» **Written instruction 1**
Answer these questions using the review of The Last:
(a) What kind of event was Jon Keller attending at the hotel in Switzerland?
(b) How did news of the end of the world first reach him?
(c) Where was the girl's body found?
» **Written instruction 2**
Quote the review of The Last word for word, starting with "How did I get" and going on through "fear and despair.".
» **Written instruction 3**
Extend the review of The Last with new writing that picks up right after its final sentence.

» **Text provided**
□ □ □ □ □ □ □
5 Rated Books Book Reviews

Book Review: THE LAST by Hanna Jameson

Title: The Last

Author: Hanna Jameson

Genre: Science Fiction, Post-apocalypse, Mystery

Publisher: Viking
Publication date: Jamuary 31 2019
Hardcover: 400 pages

Historian Jon Keller is on a trip to Switzerland when the world ends. As the lights go out on civilisation, he wishes he had a way of knowing whether his wife, Nadia, and their two daughters are still alive. More than anything, Jon wishes he hadn’t ignored Nadia’s last message.

Twenty people remain in Jon’s hotel. Far from the nearest city and walled in by towering trees, they wait, they survive.


Then one day, the body of a young girl is found. It’s clear she has been murdered. Which means that someone in the hotel is a killer.

As paranoia descends, Jon decides to investigate. But how far is he willing to go in pursuit of justice? And what kind of justice can he hope for, when society as he knows it no longer exists?

Stand alone or series: Stand alone

How did I get this book: bought

Format (e- or p-): ebook

Review

The end of the world came one morning via phone notification when Jon Keller was having his breakfast at a hotel in Switzerland where he had been attending a convention for historians. The first few minutes, the first few hours after the first nuclear attacks destroyed cities all around the world remain a mystery to Jon, he can’t quite remember beyond his crumbling fear and despair.

Now, a coupe of days later, things are starting to settle down (are they?) and Jon is keeping notes, a diary of sorts. He is worried. He doesn’t know if his wife and kids are safe and well back in the US. He doesn’t know if anyone is coming to rescue them in the remote hotel. The first 50 days get rougher and rougher–people leave. People commit suicide. It’s getting colder and darker and it doesn’t rain anymore. Communications are all but dead.  The 20 who are still at the hotel have no idea what’s out there.

On day 50, Jon starts a more structured narrative chronicle–he is after all, the last surviving historian. And they could be the last humans on Earth.

Day 50 is also when they find the body of a girl (no older than 10) inside one of the water tanks. Who was she? Who killed her? Was it one of them?

Jon grows increasingly obsessed with figuring out those questions to bring justice to the murdered girl, just as tensions mount inside the hotel with the group becoming more and more fractured in the face of their new isolated reality.
□ □ □ □ □ □ □
» **Data section**
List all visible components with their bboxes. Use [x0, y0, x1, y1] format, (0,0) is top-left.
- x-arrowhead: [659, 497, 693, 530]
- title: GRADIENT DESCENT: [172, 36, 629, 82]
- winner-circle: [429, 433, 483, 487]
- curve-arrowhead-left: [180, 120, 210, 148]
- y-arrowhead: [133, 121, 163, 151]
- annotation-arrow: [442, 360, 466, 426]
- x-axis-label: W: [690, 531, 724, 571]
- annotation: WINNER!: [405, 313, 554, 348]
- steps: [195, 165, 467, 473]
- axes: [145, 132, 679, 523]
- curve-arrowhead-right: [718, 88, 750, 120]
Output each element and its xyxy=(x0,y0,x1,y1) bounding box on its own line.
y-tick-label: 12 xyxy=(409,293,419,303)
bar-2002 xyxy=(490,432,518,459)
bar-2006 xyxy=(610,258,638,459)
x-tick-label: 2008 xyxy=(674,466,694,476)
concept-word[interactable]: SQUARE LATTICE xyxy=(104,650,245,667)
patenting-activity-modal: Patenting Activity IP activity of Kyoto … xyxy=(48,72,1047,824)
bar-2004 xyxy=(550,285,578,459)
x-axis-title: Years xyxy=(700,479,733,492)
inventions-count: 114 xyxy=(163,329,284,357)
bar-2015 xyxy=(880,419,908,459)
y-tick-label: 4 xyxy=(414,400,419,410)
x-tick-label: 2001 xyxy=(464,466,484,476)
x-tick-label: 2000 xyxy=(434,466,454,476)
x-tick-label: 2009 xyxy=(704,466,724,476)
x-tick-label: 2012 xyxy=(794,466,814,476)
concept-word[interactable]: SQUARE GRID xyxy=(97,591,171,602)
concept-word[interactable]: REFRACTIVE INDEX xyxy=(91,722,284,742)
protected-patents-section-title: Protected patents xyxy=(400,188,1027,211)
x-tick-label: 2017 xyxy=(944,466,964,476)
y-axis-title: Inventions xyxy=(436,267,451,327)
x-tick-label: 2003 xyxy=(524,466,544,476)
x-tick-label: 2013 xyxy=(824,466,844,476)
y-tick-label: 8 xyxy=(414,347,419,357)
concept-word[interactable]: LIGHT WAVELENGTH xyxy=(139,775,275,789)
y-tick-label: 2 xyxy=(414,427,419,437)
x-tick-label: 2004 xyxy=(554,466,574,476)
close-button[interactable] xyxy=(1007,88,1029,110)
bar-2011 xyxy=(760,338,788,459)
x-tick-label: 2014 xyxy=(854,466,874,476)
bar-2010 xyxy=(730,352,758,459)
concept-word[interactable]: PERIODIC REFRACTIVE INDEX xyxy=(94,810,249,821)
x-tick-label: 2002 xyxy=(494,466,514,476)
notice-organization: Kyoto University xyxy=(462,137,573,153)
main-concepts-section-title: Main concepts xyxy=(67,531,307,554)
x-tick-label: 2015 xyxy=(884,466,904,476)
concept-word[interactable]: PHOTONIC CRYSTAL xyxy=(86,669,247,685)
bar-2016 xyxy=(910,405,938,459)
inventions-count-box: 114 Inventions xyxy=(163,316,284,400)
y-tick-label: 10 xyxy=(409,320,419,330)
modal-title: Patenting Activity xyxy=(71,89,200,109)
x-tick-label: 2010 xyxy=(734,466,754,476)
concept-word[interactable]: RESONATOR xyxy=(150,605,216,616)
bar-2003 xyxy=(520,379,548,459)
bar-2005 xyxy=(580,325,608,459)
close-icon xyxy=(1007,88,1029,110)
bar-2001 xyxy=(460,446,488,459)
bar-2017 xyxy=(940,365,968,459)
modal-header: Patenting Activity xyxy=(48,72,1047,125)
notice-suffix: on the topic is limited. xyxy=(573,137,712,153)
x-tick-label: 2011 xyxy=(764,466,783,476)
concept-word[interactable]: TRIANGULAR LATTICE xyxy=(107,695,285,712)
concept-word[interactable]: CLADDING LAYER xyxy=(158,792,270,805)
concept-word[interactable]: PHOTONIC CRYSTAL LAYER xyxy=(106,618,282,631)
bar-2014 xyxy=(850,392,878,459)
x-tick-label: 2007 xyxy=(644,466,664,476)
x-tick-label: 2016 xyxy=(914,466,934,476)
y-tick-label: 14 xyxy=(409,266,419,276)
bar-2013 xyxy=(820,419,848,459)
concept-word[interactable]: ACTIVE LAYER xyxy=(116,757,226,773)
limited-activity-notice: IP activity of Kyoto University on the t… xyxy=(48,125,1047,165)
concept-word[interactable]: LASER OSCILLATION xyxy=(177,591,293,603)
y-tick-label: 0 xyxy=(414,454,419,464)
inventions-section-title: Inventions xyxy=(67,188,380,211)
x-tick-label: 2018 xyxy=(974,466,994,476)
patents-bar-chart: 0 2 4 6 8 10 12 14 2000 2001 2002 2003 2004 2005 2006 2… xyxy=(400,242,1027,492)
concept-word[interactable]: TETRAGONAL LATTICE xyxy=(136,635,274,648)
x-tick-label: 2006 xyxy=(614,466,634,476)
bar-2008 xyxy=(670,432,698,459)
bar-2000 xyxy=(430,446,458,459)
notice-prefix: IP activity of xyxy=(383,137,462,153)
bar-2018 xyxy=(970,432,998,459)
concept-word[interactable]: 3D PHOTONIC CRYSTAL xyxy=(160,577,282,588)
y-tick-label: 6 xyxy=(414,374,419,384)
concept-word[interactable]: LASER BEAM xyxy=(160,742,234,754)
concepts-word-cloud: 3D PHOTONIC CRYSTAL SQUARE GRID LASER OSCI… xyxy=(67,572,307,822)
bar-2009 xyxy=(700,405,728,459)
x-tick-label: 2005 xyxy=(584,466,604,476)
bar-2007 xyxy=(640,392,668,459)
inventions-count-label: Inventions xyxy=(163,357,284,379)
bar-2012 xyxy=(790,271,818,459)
□ □ □ □ □ □ □
» **Final answer 1**
(a) A convention for historians.
(b) By a phone notification while he was having breakfast.
(c) Inside one of the hotel's water tanks.

» **Final answer 2**
How did I get this book: bought

Format (e- or p-): ebook

Review

The end of the world came one morning via phone notification when Jon Keller was having his breakfast at a hotel in Switzerland where he had been attending a convention for historians. The first few minutes, the first few hours after the first nuclear attacks destroyed cities all around the world remain a mystery to Jon, he can’t quite remember beyond his crumbling fear and despair.

» **Final answer 3**
I love high-concept books and The Last by Hanna Jameson promised to be just that: a post-apocalyptic book AND a murder mystery with an unreliable narrator all rolled into one. Sadly, it was nowhere near as good as I was hoping it would be. There are a couple of reasons for this.

First of all, although I am not a huge stickler for logic and verisimilitude when it comes to post-apocalyptic scenarios (I mean, humans will be humans), it was very frustrating to read about a group of survivors (some with experience in management and leadership) trapped inside hotel with over 1,000 room who at the two-month mark had still not gone through all rooms to find possible supplies (considering the size of the hotel and the aforementioned lack of searching, it is also possible that some of the rooms still had bodies in them? Or other people hiding?). Jon’s record keeping as a historian sounds very hodgepodge too and his attempts at oral history, very amateurish. The juicier bits of the plot also go without much teeth: how about the concept of justice itself as society collapses? How does that work?

It doesn’t help that most of the characters Jon is writing about remain a mystery and they are not very fleshed out. There are interesting-sounding people there including Tomi, the other American in the group, a young woman who is a sociologist (also keeping her own diaries) and a libertarian (!). This is probably due to the unreliability of Jon as both a narrator AND a historian.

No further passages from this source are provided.